In the OfficeCLI CJK overlay text below, explain why someone using the upstream officecli binary has to apply East Asian fonts, language tags and kinsoku rules by hand. Use one to three sentences.
# Start of Text block
CJK (Korean/Japanese/Chinese) text handling overlay for OfficeCLI. Ensures correct fonts, language tags, line-break rules, and encoding for East Asian documents.
Overlay skill for OfficeCLI that ensures correct CJK text rendering in DOCX, XLSX, and PPTX. Use this skill when creating or modifying documents containing Korean, Japanese, or Chinese text.
Fork vs Upstream: The upstream officecli binary ignores CJK fonts entirely. Our fork (
cli-jaw/officecli) includesCjkHelper.cswhich auto-detects CJK characters in text and applies the correct East Asian font, language tag, and kinsoku rules automatically. If using the upstream binary, you must apply these manually using the commands below.
Always set East Asian fonts when adding CJK text. Each language has a primary/fallback chain:
| Language | BCP 47 Tag | Windows Primary | Windows Fallback | macOS Fallback |
|---|---|---|---|---|
| Korean | ko-KR | Malgun Gothic | 맑은 고딕 | AppleSDGothicNeo |
| Japanese | ja-JP | Yu Gothic | Meiryo | Hiragino Sans |
| Chinese (Simplified) | zh-CN | Microsoft YaHei | SimSun | PingFang SC |
| Chinese (Traditional) | zh-TW | Microsoft JhengHei | MingLiU | PingFang TC |
Cross-platform safe choice: Pretendard (Korean), Noto Sans JP (Japanese), Noto Sans SC (Chinese). These are freely available and render well on all platforms.
# Create and add Korean paragraphs
officecli create report.docx
officecli add report.docx /body --type paragraph \
--prop text="분기별 매출 보고서" --prop style=Heading1
officecli add report.docx /body --type paragraph \
--prop text="2026년 1분기 실적을 요약합니다."
# Verify text roundtrip
officecli view report.docx text
# Set East Asian font on a specific run
officecli set report.docx '/body/p[1]/r[1]' --prop font.name="Malgun Gothic"
# End of Text block
# Start of Recorded data
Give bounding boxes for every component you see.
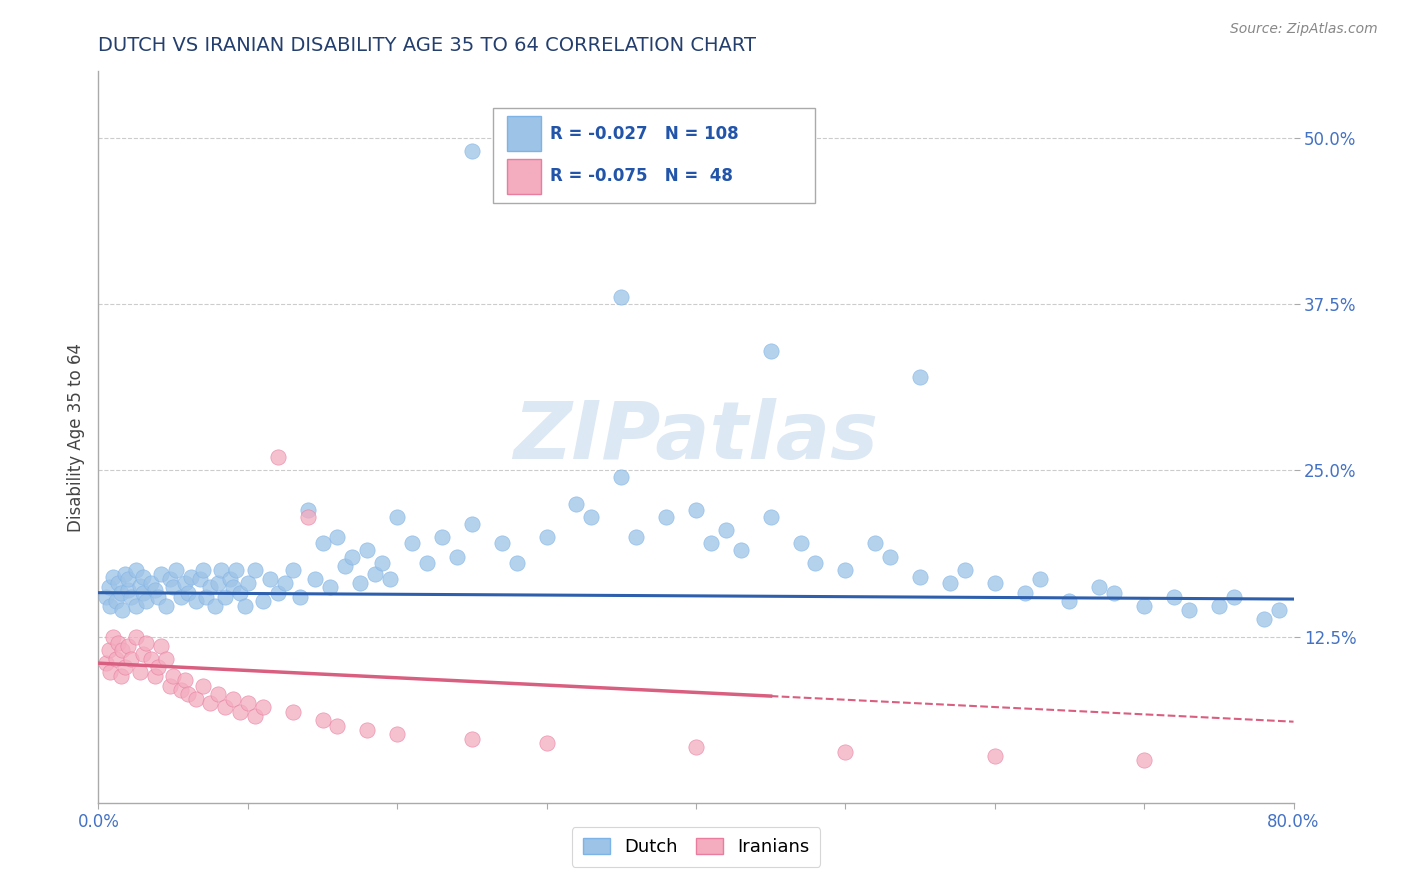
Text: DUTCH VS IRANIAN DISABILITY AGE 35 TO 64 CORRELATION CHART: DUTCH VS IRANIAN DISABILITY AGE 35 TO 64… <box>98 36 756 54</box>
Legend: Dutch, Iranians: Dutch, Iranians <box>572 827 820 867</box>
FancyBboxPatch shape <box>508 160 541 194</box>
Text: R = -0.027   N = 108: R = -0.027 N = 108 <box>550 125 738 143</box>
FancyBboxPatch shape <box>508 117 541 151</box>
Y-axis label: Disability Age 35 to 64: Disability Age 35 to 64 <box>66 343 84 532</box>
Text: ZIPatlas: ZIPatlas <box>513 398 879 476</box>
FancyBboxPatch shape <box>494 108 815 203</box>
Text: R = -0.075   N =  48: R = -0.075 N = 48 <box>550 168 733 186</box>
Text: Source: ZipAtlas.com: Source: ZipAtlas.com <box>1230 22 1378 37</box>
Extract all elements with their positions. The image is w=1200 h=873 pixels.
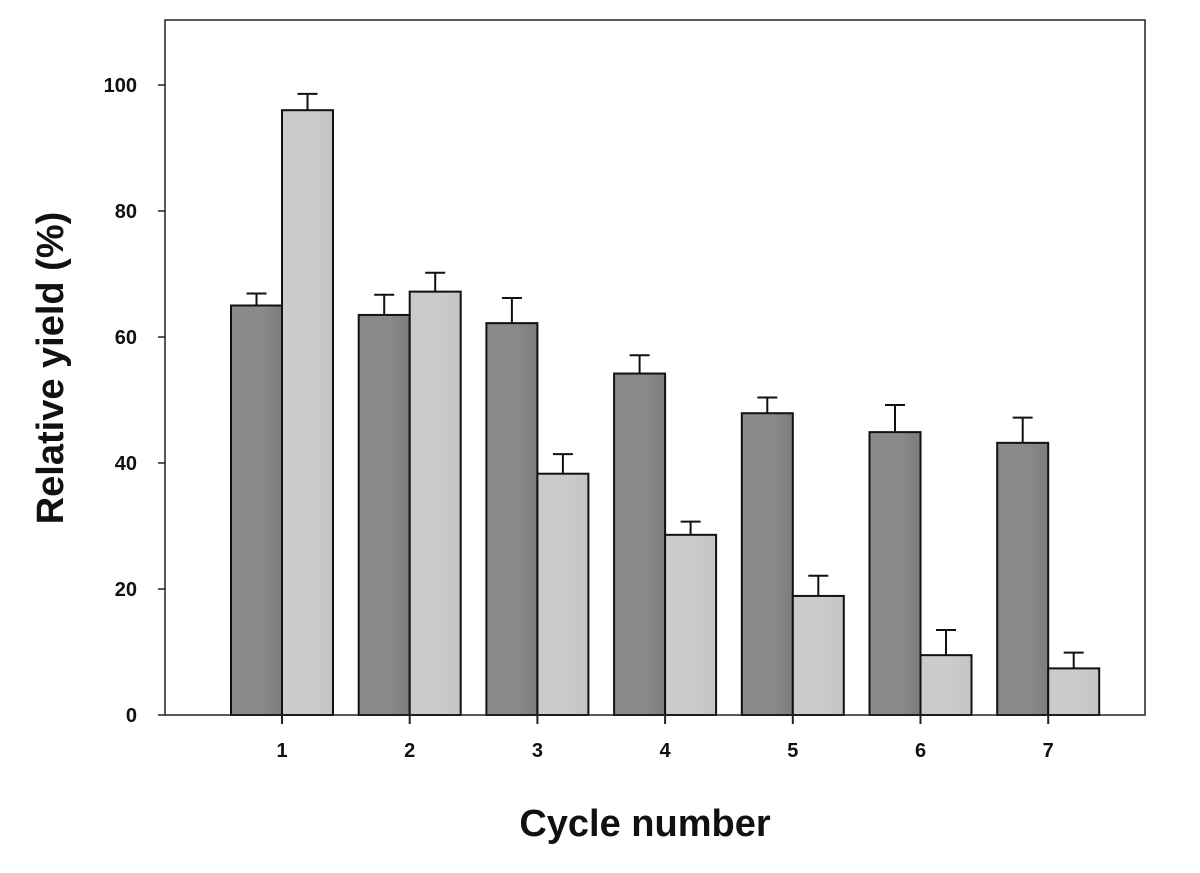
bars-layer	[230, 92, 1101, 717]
# End of Recorded data
Solution to this task> The upstream officecli binary ignores CJK fonts entirely. Only the fork includes CjkHelper.cs, which detects CJK characters in text and applies the correct East Asian font, language tag and kinsoku rules automatically. Without that helper, these settings must be applied manually with the listed commands.